● **What needs to be done**
Copy out the material below in full, but not its images.

Dataset records on visual material
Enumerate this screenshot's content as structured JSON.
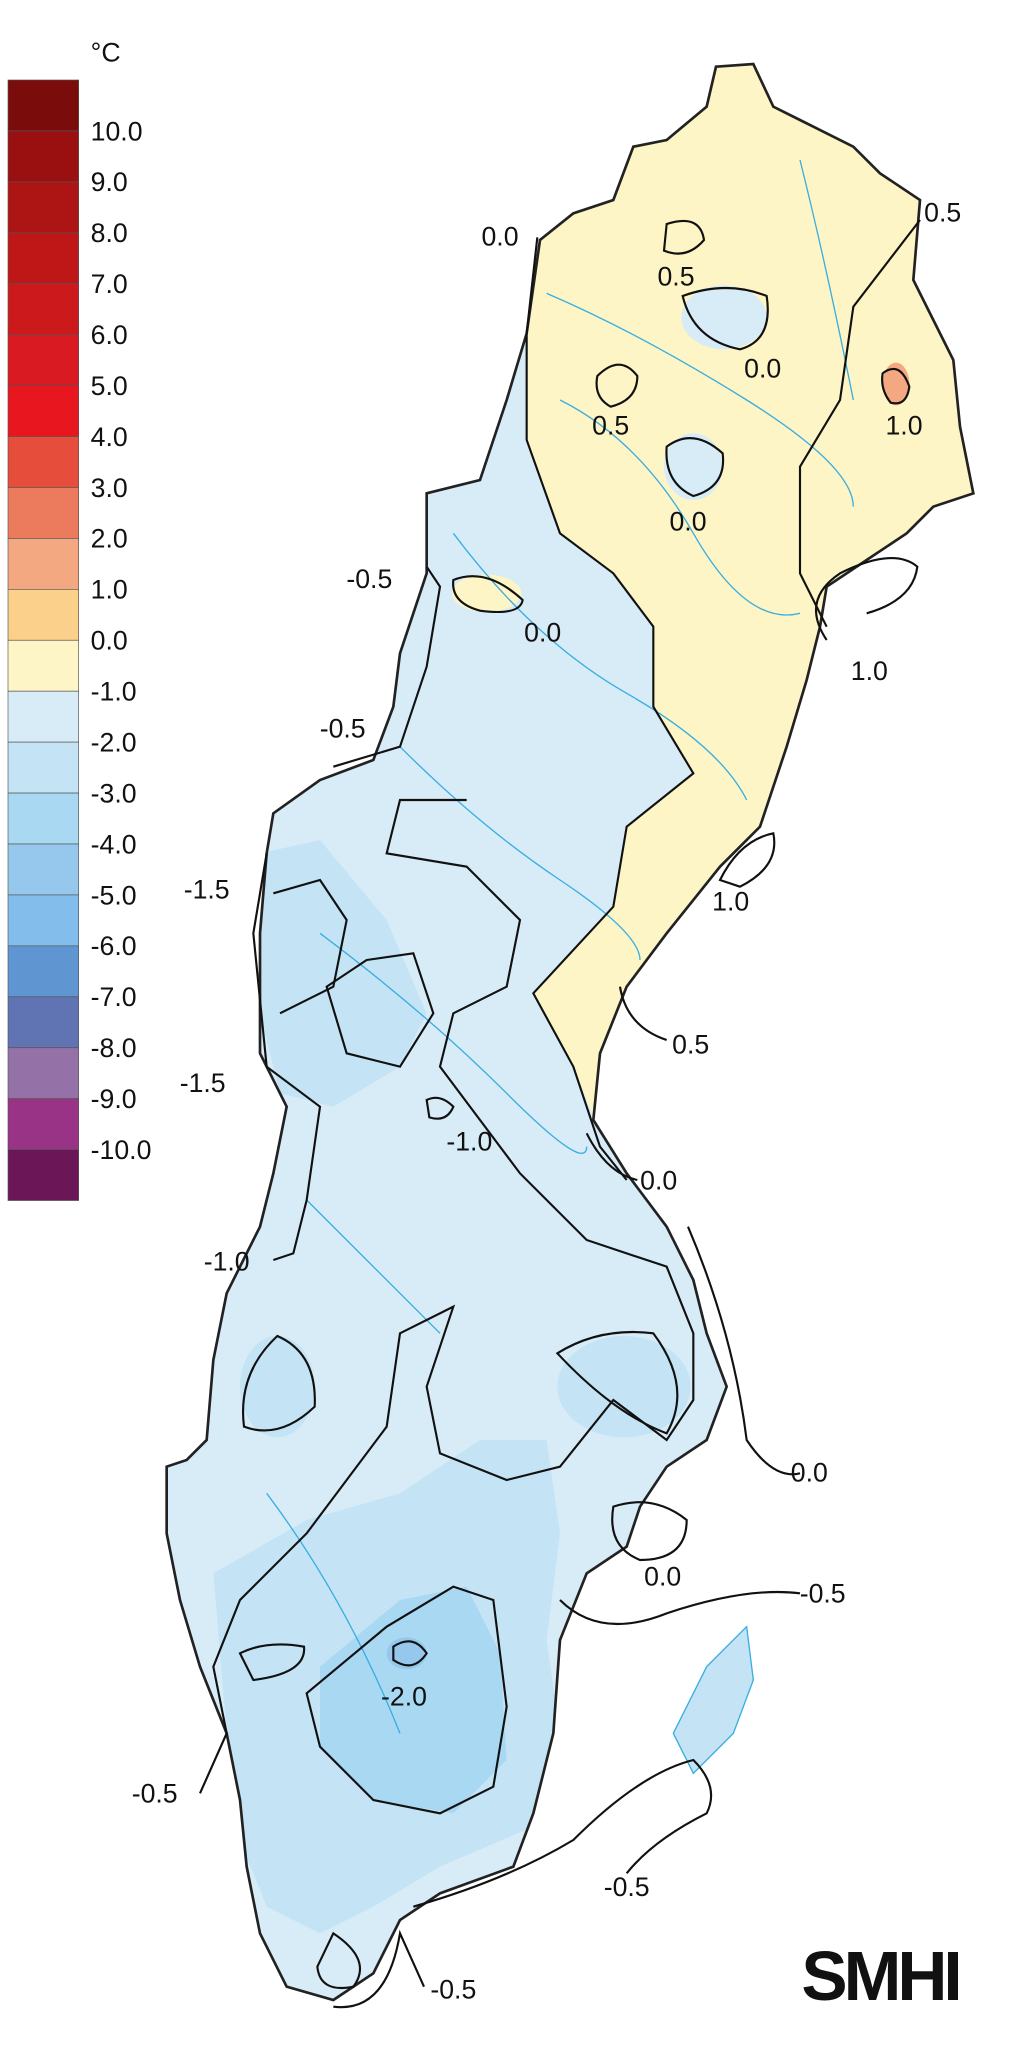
{
  "legend": {
    "unit": "°C",
    "colors": [
      "#7a0c0c",
      "#9a1010",
      "#ad1414",
      "#bf1717",
      "#cc1a1c",
      "#d91a22",
      "#e8161e",
      "#e64d3b",
      "#ec7a5c",
      "#f4a882",
      "#fad08a",
      "#fdf5c5",
      "#d8ecf8",
      "#c4e4f5",
      "#a9d8f2",
      "#96c8ee",
      "#82bdeb",
      "#5f96d1",
      "#6073b3",
      "#9471a7",
      "#993385",
      "#6b1656"
    ],
    "labels": [
      "10.0",
      "9.0",
      "8.0",
      "7.0",
      "6.0",
      "5.0",
      "4.0",
      "3.0",
      "2.0",
      "1.0",
      "0.0",
      "-1.0",
      "-2.0",
      "-3.0",
      "-4.0",
      "-5.0",
      "-6.0",
      "-7.0",
      "-8.0",
      "-9.0",
      "-10.0"
    ]
  },
  "contour_labels": [
    "0.0",
    "0.5",
    "0.5",
    "0.0",
    "0.5",
    "1.0",
    "0.0",
    "-0.5",
    "0.0",
    "1.0",
    "-0.5",
    "-1.5",
    "1.0",
    "0.5",
    "-1.5",
    "-1.0",
    "0.0",
    "-1.0",
    "0.0",
    "0.0",
    "-0.5",
    "-2.0",
    "-0.5",
    "-0.5",
    "-0.5"
  ],
  "logo": "SMHI"
}
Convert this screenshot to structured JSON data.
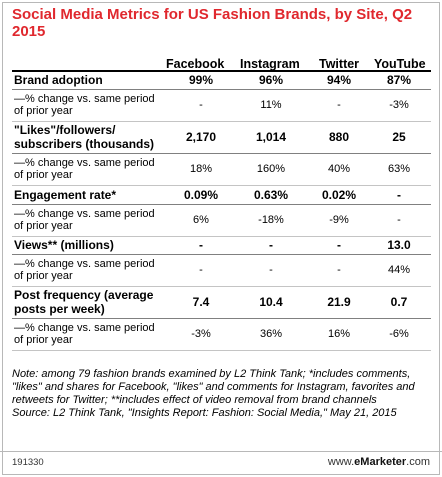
{
  "chart_data": {
    "type": "table",
    "title": "Social Media Metrics for US Fashion Brands, by Site, Q2 2015",
    "columns": [
      "Facebook",
      "Instagram",
      "Twitter",
      "YouTube"
    ],
    "rows": [
      {
        "label": "Brand adoption",
        "kind": "metric",
        "values": [
          "99%",
          "96%",
          "94%",
          "87%"
        ]
      },
      {
        "label": "—% change vs. same period of prior year",
        "kind": "change",
        "values": [
          "-",
          "11%",
          "-",
          "-3%"
        ]
      },
      {
        "label": "\"Likes\"/followers/ subscribers (thousands)",
        "kind": "metric",
        "values": [
          "2,170",
          "1,014",
          "880",
          "25"
        ]
      },
      {
        "label": "—% change vs. same period of prior year",
        "kind": "change",
        "values": [
          "18%",
          "160%",
          "40%",
          "63%"
        ]
      },
      {
        "label": "Engagement rate*",
        "kind": "metric",
        "values": [
          "0.09%",
          "0.63%",
          "0.02%",
          "-"
        ]
      },
      {
        "label": "—% change vs. same period of prior year",
        "kind": "change",
        "values": [
          "6%",
          "-18%",
          "-9%",
          "-"
        ]
      },
      {
        "label": "Views** (millions)",
        "kind": "metric",
        "values": [
          "-",
          "-",
          "-",
          "13.0"
        ]
      },
      {
        "label": "—% change vs. same period of prior year",
        "kind": "change",
        "values": [
          "-",
          "-",
          "-",
          "44%"
        ]
      },
      {
        "label": "Post frequency (average posts per week)",
        "kind": "metric",
        "values": [
          "7.4",
          "10.4",
          "21.9",
          "0.7"
        ]
      },
      {
        "label": "—% change vs. same period of prior year",
        "kind": "change",
        "values": [
          "-3%",
          "36%",
          "16%",
          "-6%"
        ]
      }
    ]
  },
  "note": "Note: among 79 fashion brands examined by L2 Think Tank; *includes comments, \"likes\" and shares for Facebook, \"likes\" and comments for Instagram, favorites and retweets for Twitter; **includes effect of video removal from brand channels",
  "source": "Source: L2 Think Tank, \"Insights Report: Fashion: Social Media,\" May 21, 2015",
  "footer": {
    "id": "191330",
    "brand_prefix": "www.",
    "brand_bold": "eMarketer",
    "brand_suffix": ".com"
  },
  "colors": {
    "title": "#e0282e"
  }
}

● **Output below**
Enumerate this screenshot's content as structured JSON.
{
  "legend": {
    "unit": "°C",
    "colors": [
      "#7a0c0c",
      "#9a1010",
      "#ad1414",
      "#bf1717",
      "#cc1a1c",
      "#d91a22",
      "#e8161e",
      "#e64d3b",
      "#ec7a5c",
      "#f4a882",
      "#fad08a",
      "#fdf5c5",
      "#d8ecf8",
      "#c4e4f5",
      "#a9d8f2",
      "#96c8ee",
      "#82bdeb",
      "#5f96d1",
      "#6073b3",
      "#9471a7",
      "#993385",
      "#6b1656"
    ],
    "labels": [
      "10.0",
      "9.0",
      "8.0",
      "7.0",
      "6.0",
      "5.0",
      "4.0",
      "3.0",
      "2.0",
      "1.0",
      "0.0",
      "-1.0",
      "-2.0",
      "-3.0",
      "-4.0",
      "-5.0",
      "-6.0",
      "-7.0",
      "-8.0",
      "-9.0",
      "-10.0"
    ]
  },
  "contour_labels": [
    "0.0",
    "0.5",
    "0.5",
    "0.0",
    "0.5",
    "1.0",
    "0.0",
    "-0.5",
    "0.0",
    "1.0",
    "-0.5",
    "-1.5",
    "1.0",
    "0.5",
    "-1.5",
    "-1.0",
    "0.0",
    "-1.0",
    "0.0",
    "0.0",
    "-0.5",
    "-2.0",
    "-0.5",
    "-0.5",
    "-0.5"
  ],
  "logo": "SMHI"
}
Convert this screenshot to structured JSON data.
{
  "chart_data": {
    "type": "table",
    "title": "Social Media Metrics for US Fashion Brands, by Site, Q2 2015",
    "columns": [
      "Facebook",
      "Instagram",
      "Twitter",
      "YouTube"
    ],
    "rows": [
      {
        "label": "Brand adoption",
        "kind": "metric",
        "values": [
          "99%",
          "96%",
          "94%",
          "87%"
        ]
      },
      {
        "label": "—% change vs. same period of prior year",
        "kind": "change",
        "values": [
          "-",
          "11%",
          "-",
          "-3%"
        ]
      },
      {
        "label": "\"Likes\"/followers/ subscribers (thousands)",
        "kind": "metric",
        "values": [
          "2,170",
          "1,014",
          "880",
          "25"
        ]
      },
      {
        "label": "—% change vs. same period of prior year",
        "kind": "change",
        "values": [
          "18%",
          "160%",
          "40%",
          "63%"
        ]
      },
      {
        "label": "Engagement rate*",
        "kind": "metric",
        "values": [
          "0.09%",
          "0.63%",
          "0.02%",
          "-"
        ]
      },
      {
        "label": "—% change vs. same period of prior year",
        "kind": "change",
        "values": [
          "6%",
          "-18%",
          "-9%",
          "-"
        ]
      },
      {
        "label": "Views** (millions)",
        "kind": "metric",
        "values": [
          "-",
          "-",
          "-",
          "13.0"
        ]
      },
      {
        "label": "—% change vs. same period of prior year",
        "kind": "change",
        "values": [
          "-",
          "-",
          "-",
          "44%"
        ]
      },
      {
        "label": "Post frequency (average posts per week)",
        "kind": "metric",
        "values": [
          "7.4",
          "10.4",
          "21.9",
          "0.7"
        ]
      },
      {
        "label": "—% change vs. same period of prior year",
        "kind": "change",
        "values": [
          "-3%",
          "36%",
          "16%",
          "-6%"
        ]
      }
    ]
  },
  "note": "Note: among 79 fashion brands examined by L2 Think Tank; *includes comments, \"likes\" and shares for Facebook, \"likes\" and comments for Instagram, favorites and retweets for Twitter; **includes effect of video removal from brand channels",
  "source": "Source: L2 Think Tank, \"Insights Report: Fashion: Social Media,\" May 21, 2015",
  "footer": {
    "id": "191330",
    "brand_prefix": "www.",
    "brand_bold": "eMarketer",
    "brand_suffix": ".com"
  },
  "colors": {
    "title": "#e0282e"
  }
}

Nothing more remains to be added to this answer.